● WRITTEN INSTRUCTION:
Read the entries below and pull out each line with the string "ffffff".

● GIVEN ENTRIES:
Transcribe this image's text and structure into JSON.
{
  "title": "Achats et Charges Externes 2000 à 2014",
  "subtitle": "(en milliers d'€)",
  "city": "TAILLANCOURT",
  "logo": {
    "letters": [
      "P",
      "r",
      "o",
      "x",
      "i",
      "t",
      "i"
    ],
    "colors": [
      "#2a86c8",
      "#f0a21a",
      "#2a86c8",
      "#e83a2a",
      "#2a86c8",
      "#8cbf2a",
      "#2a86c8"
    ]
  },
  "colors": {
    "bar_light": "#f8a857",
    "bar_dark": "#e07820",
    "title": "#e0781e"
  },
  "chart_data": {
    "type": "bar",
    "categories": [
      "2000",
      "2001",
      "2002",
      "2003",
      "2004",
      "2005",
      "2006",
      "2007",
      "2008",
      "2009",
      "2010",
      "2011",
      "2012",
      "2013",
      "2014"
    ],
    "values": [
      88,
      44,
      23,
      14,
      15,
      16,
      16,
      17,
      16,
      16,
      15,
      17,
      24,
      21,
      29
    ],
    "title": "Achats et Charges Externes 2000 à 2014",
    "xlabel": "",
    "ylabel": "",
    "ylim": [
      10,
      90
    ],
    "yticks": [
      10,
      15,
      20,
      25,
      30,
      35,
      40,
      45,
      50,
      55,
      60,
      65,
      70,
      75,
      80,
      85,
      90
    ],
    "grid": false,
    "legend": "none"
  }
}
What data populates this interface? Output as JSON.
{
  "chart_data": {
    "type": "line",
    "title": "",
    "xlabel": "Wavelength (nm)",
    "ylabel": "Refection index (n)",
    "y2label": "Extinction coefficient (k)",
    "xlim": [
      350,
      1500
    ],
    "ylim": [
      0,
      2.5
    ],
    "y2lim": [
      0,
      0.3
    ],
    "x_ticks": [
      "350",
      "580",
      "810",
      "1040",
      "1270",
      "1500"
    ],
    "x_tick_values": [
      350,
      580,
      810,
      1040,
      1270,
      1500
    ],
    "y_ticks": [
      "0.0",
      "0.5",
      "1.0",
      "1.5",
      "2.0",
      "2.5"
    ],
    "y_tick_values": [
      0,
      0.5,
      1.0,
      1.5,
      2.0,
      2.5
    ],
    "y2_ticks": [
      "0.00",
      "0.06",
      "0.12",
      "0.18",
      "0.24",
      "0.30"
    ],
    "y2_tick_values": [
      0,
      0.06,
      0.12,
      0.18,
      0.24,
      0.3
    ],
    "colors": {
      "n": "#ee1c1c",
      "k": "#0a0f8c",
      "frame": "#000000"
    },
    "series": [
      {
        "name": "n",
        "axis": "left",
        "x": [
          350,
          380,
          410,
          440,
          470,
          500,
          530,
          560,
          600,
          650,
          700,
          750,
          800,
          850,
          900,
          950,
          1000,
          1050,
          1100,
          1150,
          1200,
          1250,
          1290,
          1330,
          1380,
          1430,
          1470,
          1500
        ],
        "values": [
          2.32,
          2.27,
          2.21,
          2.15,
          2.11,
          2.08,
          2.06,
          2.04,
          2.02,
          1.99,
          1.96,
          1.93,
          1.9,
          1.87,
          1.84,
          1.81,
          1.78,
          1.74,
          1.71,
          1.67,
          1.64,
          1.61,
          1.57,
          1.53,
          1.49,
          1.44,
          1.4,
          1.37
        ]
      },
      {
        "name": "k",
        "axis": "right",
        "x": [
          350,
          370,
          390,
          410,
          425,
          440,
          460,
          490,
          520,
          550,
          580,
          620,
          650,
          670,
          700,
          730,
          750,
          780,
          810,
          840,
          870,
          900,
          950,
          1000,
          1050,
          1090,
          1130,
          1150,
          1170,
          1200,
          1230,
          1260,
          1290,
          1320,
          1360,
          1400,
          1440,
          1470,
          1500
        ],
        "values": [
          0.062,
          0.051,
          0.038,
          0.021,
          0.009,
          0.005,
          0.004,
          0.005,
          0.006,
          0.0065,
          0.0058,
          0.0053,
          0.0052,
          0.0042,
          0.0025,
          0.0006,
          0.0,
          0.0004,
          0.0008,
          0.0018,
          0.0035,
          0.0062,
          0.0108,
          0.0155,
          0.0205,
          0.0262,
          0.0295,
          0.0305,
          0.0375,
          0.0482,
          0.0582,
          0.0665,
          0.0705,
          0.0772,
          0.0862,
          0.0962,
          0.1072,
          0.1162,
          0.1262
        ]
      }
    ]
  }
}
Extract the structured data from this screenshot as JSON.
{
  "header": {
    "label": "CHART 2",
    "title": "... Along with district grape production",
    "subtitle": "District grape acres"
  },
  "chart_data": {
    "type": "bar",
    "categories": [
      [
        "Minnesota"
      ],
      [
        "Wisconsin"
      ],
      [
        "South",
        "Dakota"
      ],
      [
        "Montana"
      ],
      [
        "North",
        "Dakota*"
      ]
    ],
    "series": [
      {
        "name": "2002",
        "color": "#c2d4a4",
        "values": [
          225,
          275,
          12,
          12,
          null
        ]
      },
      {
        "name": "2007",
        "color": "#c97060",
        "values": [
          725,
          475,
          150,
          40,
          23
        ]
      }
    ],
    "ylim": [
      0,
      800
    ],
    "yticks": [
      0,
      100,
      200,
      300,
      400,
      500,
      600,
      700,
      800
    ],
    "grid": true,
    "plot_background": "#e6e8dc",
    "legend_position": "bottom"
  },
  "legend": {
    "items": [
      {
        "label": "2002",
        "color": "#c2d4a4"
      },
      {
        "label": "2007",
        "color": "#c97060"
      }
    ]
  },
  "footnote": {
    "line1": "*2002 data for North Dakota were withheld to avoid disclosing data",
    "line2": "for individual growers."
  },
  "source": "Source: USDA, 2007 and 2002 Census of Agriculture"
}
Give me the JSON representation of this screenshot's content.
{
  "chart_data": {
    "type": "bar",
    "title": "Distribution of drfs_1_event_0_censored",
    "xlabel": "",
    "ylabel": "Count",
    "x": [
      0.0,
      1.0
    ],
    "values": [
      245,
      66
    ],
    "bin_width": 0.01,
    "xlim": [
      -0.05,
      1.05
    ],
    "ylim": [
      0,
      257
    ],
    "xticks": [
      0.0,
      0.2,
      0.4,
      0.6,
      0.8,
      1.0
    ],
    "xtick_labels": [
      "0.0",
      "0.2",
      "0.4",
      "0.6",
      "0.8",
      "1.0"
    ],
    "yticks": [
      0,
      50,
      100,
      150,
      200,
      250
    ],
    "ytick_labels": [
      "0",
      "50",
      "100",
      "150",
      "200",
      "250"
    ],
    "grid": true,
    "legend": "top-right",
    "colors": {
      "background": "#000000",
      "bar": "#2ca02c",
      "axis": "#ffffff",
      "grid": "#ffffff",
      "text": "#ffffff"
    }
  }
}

● OUTPUT FOR THIS EXERCISE:
      "axis": "#ffffff",
      "grid": "#ffffff",
      "text": "#ffffff"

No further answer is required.